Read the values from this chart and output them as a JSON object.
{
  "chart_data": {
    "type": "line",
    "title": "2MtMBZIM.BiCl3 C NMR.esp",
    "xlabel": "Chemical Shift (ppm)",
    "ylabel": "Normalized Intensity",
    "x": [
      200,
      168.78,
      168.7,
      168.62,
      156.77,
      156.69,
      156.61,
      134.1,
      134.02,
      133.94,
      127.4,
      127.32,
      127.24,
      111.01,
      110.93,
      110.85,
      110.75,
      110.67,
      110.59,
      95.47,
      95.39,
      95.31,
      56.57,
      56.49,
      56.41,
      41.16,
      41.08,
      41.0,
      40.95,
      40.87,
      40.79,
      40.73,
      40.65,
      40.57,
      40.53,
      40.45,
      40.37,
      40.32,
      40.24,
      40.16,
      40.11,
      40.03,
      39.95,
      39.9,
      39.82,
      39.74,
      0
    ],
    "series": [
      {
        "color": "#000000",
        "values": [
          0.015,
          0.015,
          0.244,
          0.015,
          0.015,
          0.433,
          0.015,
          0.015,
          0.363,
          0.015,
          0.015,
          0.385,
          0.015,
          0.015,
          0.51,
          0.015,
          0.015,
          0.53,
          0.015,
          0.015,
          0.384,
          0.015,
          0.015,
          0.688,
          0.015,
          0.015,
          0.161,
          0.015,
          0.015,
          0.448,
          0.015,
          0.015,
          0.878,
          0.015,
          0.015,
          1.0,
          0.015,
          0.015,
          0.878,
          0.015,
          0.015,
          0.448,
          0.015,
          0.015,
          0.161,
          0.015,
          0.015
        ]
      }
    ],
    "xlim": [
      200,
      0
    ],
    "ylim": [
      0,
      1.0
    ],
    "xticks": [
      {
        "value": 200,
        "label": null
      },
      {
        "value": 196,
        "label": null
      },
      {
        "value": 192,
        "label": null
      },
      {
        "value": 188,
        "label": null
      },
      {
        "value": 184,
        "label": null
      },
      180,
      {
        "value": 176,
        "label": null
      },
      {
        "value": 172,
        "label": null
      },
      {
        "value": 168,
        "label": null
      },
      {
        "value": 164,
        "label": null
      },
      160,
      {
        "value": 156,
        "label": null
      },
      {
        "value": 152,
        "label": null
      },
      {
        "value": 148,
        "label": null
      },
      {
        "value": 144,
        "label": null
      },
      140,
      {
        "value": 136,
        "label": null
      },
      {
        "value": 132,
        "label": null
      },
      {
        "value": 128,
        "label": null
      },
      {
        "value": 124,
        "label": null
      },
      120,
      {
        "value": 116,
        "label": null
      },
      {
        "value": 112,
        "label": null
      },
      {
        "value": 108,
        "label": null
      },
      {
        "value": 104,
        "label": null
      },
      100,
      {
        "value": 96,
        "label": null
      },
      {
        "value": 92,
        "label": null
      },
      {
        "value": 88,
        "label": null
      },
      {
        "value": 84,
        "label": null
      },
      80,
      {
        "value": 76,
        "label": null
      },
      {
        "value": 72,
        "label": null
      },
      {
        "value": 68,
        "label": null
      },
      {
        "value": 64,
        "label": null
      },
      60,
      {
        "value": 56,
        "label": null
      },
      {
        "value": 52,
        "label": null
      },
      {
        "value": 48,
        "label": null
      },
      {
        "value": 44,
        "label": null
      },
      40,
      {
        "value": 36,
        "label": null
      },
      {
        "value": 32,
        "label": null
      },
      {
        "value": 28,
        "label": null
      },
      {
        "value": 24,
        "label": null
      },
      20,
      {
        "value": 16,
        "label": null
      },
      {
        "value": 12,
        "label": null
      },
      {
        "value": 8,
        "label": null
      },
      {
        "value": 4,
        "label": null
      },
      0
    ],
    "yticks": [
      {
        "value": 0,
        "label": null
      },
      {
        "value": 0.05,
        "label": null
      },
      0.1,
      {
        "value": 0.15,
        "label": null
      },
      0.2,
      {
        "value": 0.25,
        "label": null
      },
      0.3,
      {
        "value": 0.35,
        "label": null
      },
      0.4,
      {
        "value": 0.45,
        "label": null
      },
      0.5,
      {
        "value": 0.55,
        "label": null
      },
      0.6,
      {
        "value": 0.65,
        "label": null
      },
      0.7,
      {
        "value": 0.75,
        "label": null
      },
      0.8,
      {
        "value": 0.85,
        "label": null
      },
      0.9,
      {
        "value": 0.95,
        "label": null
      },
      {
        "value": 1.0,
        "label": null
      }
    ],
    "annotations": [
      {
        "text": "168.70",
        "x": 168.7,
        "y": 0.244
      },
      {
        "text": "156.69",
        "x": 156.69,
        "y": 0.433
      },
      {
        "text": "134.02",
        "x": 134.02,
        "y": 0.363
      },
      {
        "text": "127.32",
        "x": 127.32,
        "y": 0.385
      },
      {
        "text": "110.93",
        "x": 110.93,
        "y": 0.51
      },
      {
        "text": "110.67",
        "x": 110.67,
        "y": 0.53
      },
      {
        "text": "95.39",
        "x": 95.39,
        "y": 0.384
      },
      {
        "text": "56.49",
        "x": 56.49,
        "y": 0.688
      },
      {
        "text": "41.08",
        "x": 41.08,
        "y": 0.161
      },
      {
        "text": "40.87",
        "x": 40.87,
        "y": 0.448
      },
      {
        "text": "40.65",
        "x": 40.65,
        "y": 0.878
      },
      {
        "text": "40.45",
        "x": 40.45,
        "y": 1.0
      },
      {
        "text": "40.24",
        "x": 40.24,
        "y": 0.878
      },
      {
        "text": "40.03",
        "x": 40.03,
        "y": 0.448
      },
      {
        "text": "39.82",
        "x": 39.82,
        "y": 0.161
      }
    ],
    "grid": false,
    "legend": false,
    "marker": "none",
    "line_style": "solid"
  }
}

■ ■ ■ ■

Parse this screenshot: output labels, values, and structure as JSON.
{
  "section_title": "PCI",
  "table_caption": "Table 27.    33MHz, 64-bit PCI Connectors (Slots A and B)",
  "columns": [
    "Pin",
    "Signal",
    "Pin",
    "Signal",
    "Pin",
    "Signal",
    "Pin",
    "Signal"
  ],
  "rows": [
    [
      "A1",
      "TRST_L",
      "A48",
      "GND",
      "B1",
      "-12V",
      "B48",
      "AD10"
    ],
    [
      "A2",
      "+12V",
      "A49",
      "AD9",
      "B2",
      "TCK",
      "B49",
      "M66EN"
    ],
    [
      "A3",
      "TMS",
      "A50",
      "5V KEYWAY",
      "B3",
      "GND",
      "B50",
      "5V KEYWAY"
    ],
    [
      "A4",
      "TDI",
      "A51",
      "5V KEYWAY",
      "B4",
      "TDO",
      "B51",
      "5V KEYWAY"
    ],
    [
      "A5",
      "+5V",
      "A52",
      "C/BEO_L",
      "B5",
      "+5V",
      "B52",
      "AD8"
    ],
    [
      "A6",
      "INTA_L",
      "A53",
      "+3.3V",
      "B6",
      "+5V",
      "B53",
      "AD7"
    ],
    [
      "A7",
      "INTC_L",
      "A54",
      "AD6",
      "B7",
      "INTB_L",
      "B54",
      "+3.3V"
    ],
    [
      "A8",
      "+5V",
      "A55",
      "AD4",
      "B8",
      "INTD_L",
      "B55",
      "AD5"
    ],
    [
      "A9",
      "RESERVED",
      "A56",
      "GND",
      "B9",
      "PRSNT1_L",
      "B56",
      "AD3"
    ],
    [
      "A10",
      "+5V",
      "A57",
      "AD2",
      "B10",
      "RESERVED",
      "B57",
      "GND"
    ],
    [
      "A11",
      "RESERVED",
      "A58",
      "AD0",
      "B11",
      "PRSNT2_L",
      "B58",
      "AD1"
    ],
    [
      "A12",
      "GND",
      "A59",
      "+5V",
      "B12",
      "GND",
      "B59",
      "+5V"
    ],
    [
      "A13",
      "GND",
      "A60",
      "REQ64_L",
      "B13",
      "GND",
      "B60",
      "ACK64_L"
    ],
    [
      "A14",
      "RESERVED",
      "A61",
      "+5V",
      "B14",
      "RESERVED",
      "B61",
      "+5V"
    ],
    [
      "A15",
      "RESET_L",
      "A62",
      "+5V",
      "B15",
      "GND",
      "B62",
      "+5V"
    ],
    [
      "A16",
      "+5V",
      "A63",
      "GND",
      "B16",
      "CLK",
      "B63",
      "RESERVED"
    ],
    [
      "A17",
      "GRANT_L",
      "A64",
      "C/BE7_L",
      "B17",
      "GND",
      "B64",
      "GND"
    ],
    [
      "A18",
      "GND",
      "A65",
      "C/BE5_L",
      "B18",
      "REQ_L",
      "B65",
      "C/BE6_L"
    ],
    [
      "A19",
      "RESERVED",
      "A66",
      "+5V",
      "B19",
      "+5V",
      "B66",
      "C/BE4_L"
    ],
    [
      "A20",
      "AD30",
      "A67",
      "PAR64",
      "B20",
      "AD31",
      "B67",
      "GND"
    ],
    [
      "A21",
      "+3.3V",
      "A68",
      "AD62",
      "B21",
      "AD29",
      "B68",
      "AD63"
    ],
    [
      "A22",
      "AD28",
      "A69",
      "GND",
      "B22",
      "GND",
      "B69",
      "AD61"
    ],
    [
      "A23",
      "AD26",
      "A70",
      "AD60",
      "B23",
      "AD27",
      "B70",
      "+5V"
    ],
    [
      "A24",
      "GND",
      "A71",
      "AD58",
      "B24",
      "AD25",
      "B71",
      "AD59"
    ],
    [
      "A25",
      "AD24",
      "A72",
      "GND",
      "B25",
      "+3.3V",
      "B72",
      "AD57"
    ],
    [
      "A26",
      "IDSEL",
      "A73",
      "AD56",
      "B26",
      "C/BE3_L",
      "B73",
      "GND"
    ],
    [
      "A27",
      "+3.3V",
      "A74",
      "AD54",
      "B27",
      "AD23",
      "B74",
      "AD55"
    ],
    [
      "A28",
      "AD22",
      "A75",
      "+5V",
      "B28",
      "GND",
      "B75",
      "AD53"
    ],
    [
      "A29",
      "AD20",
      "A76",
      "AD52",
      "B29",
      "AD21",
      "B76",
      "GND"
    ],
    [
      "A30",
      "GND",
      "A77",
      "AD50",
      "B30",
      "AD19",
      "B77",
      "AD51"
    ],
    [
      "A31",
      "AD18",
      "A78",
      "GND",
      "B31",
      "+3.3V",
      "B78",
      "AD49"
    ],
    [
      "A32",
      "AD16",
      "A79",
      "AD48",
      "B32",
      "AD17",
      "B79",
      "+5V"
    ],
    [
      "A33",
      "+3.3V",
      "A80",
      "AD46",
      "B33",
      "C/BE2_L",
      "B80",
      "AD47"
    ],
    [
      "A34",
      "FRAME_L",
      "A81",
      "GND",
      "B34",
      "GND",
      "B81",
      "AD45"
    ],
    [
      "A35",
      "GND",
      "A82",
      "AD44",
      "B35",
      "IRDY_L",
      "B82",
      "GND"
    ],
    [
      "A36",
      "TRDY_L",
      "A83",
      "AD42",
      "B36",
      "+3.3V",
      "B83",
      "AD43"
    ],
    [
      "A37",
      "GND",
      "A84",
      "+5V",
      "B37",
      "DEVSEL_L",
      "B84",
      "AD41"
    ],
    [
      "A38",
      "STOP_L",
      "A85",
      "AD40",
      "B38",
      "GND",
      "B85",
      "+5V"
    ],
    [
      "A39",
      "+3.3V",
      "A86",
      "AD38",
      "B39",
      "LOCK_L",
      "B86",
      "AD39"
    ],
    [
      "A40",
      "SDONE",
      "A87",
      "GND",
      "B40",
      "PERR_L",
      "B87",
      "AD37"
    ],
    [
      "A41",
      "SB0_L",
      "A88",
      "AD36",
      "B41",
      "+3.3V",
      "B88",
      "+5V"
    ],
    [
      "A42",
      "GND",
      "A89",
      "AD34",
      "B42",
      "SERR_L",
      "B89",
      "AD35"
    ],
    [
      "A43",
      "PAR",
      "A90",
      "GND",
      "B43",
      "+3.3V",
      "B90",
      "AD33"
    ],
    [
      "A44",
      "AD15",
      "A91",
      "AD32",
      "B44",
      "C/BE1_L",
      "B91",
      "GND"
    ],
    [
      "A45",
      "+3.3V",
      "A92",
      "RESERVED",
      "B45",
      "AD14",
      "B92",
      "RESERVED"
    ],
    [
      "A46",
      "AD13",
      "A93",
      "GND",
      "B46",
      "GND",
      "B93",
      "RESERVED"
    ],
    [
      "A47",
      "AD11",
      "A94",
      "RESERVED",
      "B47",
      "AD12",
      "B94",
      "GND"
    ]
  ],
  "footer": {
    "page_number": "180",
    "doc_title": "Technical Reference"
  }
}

■ ■ ■ ■

To do ▸ Gather up the lines containing the word "values" from these records and copy them.

Task answer ▸
Read the values from this chart and output them as a JSON object.
        "values": [
Parse this screenshot: output labels, values, and structure as JSON.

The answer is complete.